WHAT IS BEING ASKED =
Report every line in the rows that contains the string "text", matching case exactly.

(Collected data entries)
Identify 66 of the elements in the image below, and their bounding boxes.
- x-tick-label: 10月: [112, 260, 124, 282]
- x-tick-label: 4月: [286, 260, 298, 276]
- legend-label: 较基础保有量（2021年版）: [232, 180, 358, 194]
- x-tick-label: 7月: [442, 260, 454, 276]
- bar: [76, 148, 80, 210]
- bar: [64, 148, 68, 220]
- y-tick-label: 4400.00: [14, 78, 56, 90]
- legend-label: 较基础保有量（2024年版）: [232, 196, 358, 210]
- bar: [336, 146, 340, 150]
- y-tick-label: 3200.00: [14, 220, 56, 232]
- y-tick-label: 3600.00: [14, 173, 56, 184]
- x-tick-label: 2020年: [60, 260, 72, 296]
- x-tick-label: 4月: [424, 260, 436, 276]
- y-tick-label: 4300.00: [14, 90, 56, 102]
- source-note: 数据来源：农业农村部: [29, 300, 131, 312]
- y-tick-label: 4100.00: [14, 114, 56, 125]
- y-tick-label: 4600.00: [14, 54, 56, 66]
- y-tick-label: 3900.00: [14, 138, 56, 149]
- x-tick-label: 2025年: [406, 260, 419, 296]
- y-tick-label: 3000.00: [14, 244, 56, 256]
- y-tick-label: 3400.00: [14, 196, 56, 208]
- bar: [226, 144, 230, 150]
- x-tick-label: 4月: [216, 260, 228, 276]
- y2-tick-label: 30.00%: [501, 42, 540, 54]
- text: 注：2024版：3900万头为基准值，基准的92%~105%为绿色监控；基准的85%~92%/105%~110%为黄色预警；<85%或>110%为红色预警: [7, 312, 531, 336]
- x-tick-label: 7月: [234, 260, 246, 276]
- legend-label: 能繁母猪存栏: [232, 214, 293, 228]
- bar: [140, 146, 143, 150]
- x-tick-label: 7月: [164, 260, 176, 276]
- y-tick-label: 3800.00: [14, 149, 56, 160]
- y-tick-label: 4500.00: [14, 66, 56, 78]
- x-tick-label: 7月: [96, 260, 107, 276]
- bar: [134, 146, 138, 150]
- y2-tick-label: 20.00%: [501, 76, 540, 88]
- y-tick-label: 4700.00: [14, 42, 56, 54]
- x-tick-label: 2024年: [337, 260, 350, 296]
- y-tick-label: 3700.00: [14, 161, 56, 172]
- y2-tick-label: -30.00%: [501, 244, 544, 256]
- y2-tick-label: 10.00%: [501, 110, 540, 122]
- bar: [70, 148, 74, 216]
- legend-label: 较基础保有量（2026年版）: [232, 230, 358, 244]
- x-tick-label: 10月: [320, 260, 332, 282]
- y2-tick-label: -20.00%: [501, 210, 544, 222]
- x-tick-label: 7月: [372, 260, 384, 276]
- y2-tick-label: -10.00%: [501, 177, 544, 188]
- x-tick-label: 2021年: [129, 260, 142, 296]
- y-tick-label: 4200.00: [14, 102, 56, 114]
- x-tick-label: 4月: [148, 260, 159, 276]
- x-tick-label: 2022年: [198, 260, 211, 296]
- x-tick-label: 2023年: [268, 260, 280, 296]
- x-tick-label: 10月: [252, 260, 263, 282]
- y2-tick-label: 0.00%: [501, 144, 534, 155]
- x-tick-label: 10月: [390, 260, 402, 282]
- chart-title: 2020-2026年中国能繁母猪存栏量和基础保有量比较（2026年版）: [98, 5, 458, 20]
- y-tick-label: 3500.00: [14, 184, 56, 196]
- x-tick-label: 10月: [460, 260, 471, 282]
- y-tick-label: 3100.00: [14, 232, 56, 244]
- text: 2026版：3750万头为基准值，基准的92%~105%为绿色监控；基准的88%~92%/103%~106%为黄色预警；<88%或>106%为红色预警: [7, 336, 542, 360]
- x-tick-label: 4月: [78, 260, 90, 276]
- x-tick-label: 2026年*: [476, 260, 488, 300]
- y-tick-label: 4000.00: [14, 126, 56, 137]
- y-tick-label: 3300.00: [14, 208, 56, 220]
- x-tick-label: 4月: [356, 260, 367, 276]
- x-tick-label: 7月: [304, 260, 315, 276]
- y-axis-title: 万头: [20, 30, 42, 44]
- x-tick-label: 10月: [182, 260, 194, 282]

RESPONSE TO THIS TASK =
- text: 注：2024版：3900万头为基准值，基准的92%~105%为绿色监控；基准的85%~92%/105%~110%为黄色预警；<85%或>110%为红色预警: [7, 312, 531, 336]
- text: 2026版：3750万头为基准值，基准的92%~105%为绿色监控；基准的88%~92%/103%~106%为黄色预警；<88%或>106%为红色预警: [7, 336, 542, 360]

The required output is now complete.